(Entries from a dataset)
== == ==

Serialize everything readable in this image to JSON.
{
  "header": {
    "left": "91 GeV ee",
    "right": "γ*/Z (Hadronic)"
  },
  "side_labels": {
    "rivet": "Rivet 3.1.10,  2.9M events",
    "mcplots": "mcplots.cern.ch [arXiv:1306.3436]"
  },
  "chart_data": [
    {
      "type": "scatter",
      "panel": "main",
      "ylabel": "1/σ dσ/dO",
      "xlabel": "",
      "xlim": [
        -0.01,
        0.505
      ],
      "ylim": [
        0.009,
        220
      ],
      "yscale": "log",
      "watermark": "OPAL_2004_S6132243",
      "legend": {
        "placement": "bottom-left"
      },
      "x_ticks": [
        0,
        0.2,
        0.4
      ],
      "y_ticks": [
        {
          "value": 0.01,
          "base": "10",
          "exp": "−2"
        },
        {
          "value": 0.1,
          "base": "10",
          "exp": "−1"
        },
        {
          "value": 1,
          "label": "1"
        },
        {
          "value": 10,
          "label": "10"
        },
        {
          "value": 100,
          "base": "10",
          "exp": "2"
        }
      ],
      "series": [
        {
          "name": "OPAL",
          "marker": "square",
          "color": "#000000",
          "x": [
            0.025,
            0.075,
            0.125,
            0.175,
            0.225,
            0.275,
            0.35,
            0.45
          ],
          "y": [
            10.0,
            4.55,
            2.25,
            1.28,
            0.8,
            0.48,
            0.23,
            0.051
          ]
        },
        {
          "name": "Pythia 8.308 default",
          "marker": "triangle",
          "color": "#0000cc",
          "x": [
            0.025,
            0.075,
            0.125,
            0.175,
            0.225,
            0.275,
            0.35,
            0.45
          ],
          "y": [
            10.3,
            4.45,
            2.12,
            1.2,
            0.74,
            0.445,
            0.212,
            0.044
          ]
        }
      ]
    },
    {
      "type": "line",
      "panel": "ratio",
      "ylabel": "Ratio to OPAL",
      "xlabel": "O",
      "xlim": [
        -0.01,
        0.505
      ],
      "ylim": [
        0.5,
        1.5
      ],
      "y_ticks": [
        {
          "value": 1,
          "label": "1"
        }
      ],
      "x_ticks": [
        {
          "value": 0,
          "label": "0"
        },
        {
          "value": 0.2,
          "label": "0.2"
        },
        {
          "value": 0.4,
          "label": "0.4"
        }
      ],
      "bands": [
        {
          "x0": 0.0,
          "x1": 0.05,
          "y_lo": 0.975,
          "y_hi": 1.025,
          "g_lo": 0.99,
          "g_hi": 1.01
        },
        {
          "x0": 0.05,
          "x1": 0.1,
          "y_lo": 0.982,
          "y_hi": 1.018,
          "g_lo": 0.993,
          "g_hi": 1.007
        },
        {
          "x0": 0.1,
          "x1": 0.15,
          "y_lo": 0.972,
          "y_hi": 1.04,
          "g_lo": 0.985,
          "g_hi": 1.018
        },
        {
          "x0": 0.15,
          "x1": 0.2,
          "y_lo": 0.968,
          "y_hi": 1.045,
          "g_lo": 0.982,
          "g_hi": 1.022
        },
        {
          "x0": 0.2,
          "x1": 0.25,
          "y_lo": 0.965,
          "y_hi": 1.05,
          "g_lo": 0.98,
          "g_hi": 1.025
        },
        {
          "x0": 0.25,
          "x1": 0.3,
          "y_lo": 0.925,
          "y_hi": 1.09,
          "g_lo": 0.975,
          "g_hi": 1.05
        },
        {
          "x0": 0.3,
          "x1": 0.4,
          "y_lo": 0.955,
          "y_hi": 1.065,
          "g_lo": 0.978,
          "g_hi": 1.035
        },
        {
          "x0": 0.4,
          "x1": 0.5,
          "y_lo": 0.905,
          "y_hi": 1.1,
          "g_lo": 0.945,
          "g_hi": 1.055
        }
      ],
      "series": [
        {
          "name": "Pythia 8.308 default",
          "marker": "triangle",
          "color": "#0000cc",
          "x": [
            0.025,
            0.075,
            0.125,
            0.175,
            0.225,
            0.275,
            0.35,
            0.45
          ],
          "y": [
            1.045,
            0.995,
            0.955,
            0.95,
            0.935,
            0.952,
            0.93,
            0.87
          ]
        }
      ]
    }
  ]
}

== == ==

» **Exercise**
Repeat back the data above, exact to the last character.

» **Exercise response**
Serialize everything readable in this image to JSON.
{
  "header": {
    "left": "91 GeV ee",
    "right": "γ*/Z (Hadronic)"
  },
  "side_labels": {
    "rivet": "Rivet 3.1.10,  2.9M events",
    "mcplots": "mcplots.cern.ch [arXiv:1306.3436]"
  },
  "chart_data": [
    {
      "type": "scatter",
      "panel": "main",
      "ylabel": "1/σ dσ/dO",
      "xlabel": "",
      "xlim": [
        -0.01,
        0.505
      ],
      "ylim": [
        0.009,
        220
      ],
      "yscale": "log",
      "watermark": "OPAL_2004_S6132243",
      "legend": {
        "placement": "bottom-left"
      },
      "x_ticks": [
        0,
        0.2,
        0.4
      ],
      "y_ticks": [
        {
          "value": 0.01,
          "base": "10",
          "exp": "−2"
        },
        {
          "value": 0.1,
          "base": "10",
          "exp": "−1"
        },
        {
          "value": 1,
          "label": "1"
        },
        {
          "value": 10,
          "label": "10"
        },
        {
          "value": 100,
          "base": "10",
          "exp": "2"
        }
      ],
      "series": [
        {
          "name": "OPAL",
          "marker": "square",
          "color": "#000000",
          "x": [
            0.025,
            0.075,
            0.125,
            0.175,
            0.225,
            0.275,
            0.35,
            0.45
          ],
          "y": [
            10.0,
            4.55,
            2.25,
            1.28,
            0.8,
            0.48,
            0.23,
            0.051
          ]
        },
        {
          "name": "Pythia 8.308 default",
          "marker": "triangle",
          "color": "#0000cc",
          "x": [
            0.025,
            0.075,
            0.125,
            0.175,
            0.225,
            0.275,
            0.35,
            0.45
          ],
          "y": [
            10.3,
            4.45,
            2.12,
            1.2,
            0.74,
            0.445,
            0.212,
            0.044
          ]
        }
      ]
    },
    {
      "type": "line",
      "panel": "ratio",
      "ylabel": "Ratio to OPAL",
      "xlabel": "O",
      "xlim": [
        -0.01,
        0.505
      ],
      "ylim": [
        0.5,
        1.5
      ],
      "y_ticks": [
        {
          "value": 1,
          "label": "1"
        }
      ],
      "x_ticks": [
        {
          "value": 0,
          "label": "0"
        },
        {
          "value": 0.2,
          "label": "0.2"
        },
        {
          "value": 0.4,
          "label": "0.4"
        }
      ],
      "bands": [
        {
          "x0": 0.0,
          "x1": 0.05,
          "y_lo": 0.975,
          "y_hi": 1.025,
          "g_lo": 0.99,
          "g_hi": 1.01
        },
        {
          "x0": 0.05,
          "x1": 0.1,
          "y_lo": 0.982,
          "y_hi": 1.018,
          "g_lo": 0.993,
          "g_hi": 1.007
        },
        {
          "x0": 0.1,
          "x1": 0.15,
          "y_lo": 0.972,
          "y_hi": 1.04,
          "g_lo": 0.985,
          "g_hi": 1.018
        },
        {
          "x0": 0.15,
          "x1": 0.2,
          "y_lo": 0.968,
          "y_hi": 1.045,
          "g_lo": 0.982,
          "g_hi": 1.022
        },
        {
          "x0": 0.2,
          "x1": 0.25,
          "y_lo": 0.965,
          "y_hi": 1.05,
          "g_lo": 0.98,
          "g_hi": 1.025
        },
        {
          "x0": 0.25,
          "x1": 0.3,
          "y_lo": 0.925,
          "y_hi": 1.09,
          "g_lo": 0.975,
          "g_hi": 1.05
        },
        {
          "x0": 0.3,
          "x1": 0.4,
          "y_lo": 0.955,
          "y_hi": 1.065,
          "g_lo": 0.978,
          "g_hi": 1.035
        },
        {
          "x0": 0.4,
          "x1": 0.5,
          "y_lo": 0.905,
          "y_hi": 1.1,
          "g_lo": 0.945,
          "g_hi": 1.055
        }
      ],
      "series": [
        {
          "name": "Pythia 8.308 default",
          "marker": "triangle",
          "color": "#0000cc",
          "x": [
            0.025,
            0.075,
            0.125,
            0.175,
            0.225,
            0.275,
            0.35,
            0.45
          ],
          "y": [
            1.045,
            0.995,
            0.955,
            0.95,
            0.935,
            0.952,
            0.93,
            0.87
          ]
        }
      ]
    }
  ]
}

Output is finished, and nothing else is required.